What is expected: Your task is to repeat all of the material exactly.
-- start of Material to process --
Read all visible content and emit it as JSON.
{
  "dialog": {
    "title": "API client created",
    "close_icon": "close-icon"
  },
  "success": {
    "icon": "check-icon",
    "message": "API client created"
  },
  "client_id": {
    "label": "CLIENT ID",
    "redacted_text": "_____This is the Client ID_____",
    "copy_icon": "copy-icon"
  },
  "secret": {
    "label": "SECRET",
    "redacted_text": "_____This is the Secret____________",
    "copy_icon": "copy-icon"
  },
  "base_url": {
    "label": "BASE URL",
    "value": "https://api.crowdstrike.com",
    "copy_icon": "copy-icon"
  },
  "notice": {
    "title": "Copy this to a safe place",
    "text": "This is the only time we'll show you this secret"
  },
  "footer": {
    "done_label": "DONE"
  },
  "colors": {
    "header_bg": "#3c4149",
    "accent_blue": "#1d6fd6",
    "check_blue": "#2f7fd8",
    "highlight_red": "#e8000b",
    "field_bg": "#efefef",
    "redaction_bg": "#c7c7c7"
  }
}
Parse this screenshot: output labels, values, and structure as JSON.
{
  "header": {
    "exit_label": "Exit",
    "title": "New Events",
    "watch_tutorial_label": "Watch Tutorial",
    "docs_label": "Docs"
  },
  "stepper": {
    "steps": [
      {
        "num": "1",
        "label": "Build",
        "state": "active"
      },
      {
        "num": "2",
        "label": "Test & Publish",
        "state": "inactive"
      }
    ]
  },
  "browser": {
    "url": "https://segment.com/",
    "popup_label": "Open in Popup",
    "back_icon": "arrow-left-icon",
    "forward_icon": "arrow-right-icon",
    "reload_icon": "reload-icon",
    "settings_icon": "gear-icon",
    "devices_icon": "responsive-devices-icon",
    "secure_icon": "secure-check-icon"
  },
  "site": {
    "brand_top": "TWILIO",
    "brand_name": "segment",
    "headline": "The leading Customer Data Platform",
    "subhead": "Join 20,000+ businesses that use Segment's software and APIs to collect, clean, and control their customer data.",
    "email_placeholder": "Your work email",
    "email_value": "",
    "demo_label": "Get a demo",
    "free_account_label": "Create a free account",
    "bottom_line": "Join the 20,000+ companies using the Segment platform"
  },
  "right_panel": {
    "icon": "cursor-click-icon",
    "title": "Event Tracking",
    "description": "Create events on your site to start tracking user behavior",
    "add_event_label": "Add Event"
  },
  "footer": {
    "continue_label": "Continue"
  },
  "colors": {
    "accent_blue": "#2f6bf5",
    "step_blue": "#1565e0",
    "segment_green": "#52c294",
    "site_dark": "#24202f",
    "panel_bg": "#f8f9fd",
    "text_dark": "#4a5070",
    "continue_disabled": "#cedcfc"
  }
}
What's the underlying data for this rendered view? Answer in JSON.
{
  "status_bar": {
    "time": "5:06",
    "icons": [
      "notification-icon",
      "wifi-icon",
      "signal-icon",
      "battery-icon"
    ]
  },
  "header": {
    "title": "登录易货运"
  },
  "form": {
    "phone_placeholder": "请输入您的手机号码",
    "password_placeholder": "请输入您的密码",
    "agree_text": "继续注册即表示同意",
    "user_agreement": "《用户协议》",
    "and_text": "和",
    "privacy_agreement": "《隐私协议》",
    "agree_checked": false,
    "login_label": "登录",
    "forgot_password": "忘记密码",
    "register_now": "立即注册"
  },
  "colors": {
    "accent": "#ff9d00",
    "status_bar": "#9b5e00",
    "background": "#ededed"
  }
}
-- end of Material to process --
Response to this task:
Read all visible content and emit it as JSON.
{
  "dialog": {
    "title": "API client created",
    "close_icon": "close-icon"
  },
  "success": {
    "icon": "check-icon",
    "message": "API client created"
  },
  "client_id": {
    "label": "CLIENT ID",
    "redacted_text": "_____This is the Client ID_____",
    "copy_icon": "copy-icon"
  },
  "secret": {
    "label": "SECRET",
    "redacted_text": "_____This is the Secret____________",
    "copy_icon": "copy-icon"
  },
  "base_url": {
    "label": "BASE URL",
    "value": "https://api.crowdstrike.com",
    "copy_icon": "copy-icon"
  },
  "notice": {
    "title": "Copy this to a safe place",
    "text": "This is the only time we'll show you this secret"
  },
  "footer": {
    "done_label": "DONE"
  },
  "colors": {
    "header_bg": "#3c4149",
    "accent_blue": "#1d6fd6",
    "check_blue": "#2f7fd8",
    "highlight_red": "#e8000b",
    "field_bg": "#efefef",
    "redaction_bg": "#c7c7c7"
  }
}
Parse this screenshot: output labels, values, and structure as JSON.
{
  "header": {
    "exit_label": "Exit",
    "title": "New Events",
    "watch_tutorial_label": "Watch Tutorial",
    "docs_label": "Docs"
  },
  "stepper": {
    "steps": [
      {
        "num": "1",
        "label": "Build",
        "state": "active"
      },
      {
        "num": "2",
        "label": "Test & Publish",
        "state": "inactive"
      }
    ]
  },
  "browser": {
    "url": "https://segment.com/",
    "popup_label": "Open in Popup",
    "back_icon": "arrow-left-icon",
    "forward_icon": "arrow-right-icon",
    "reload_icon": "reload-icon",
    "settings_icon": "gear-icon",
    "devices_icon": "responsive-devices-icon",
    "secure_icon": "secure-check-icon"
  },
  "site": {
    "brand_top": "TWILIO",
    "brand_name": "segment",
    "headline": "The leading Customer Data Platform",
    "subhead": "Join 20,000+ businesses that use Segment's software and APIs to collect, clean, and control their customer data.",
    "email_placeholder": "Your work email",
    "email_value": "",
    "demo_label": "Get a demo",
    "free_account_label": "Create a free account",
    "bottom_line": "Join the 20,000+ companies using the Segment platform"
  },
  "right_panel": {
    "icon": "cursor-click-icon",
    "title": "Event Tracking",
    "description": "Create events on your site to start tracking user behavior",
    "add_event_label": "Add Event"
  },
  "footer": {
    "continue_label": "Continue"
  },
  "colors": {
    "accent_blue": "#2f6bf5",
    "step_blue": "#1565e0",
    "segment_green": "#52c294",
    "site_dark": "#24202f",
    "panel_bg": "#f8f9fd",
    "text_dark": "#4a5070",
    "continue_disabled": "#cedcfc"
  }
}
What's the underlying data for this rendered view? Answer in JSON.
{
  "status_bar": {
    "time": "5:06",
    "icons": [
      "notification-icon",
      "wifi-icon",
      "signal-icon",
      "battery-icon"
    ]
  },
  "header": {
    "title": "登录易货运"
  },
  "form": {
    "phone_placeholder": "请输入您的手机号码",
    "password_placeholder": "请输入您的密码",
    "agree_text": "继续注册即表示同意",
    "user_agreement": "《用户协议》",
    "and_text": "和",
    "privacy_agreement": "《隐私协议》",
    "agree_checked": false,
    "login_label": "登录",
    "forgot_password": "忘记密码",
    "register_now": "立即注册"
  },
  "colors": {
    "accent": "#ff9d00",
    "status_bar": "#9b5e00",
    "background": "#ededed"
  }
}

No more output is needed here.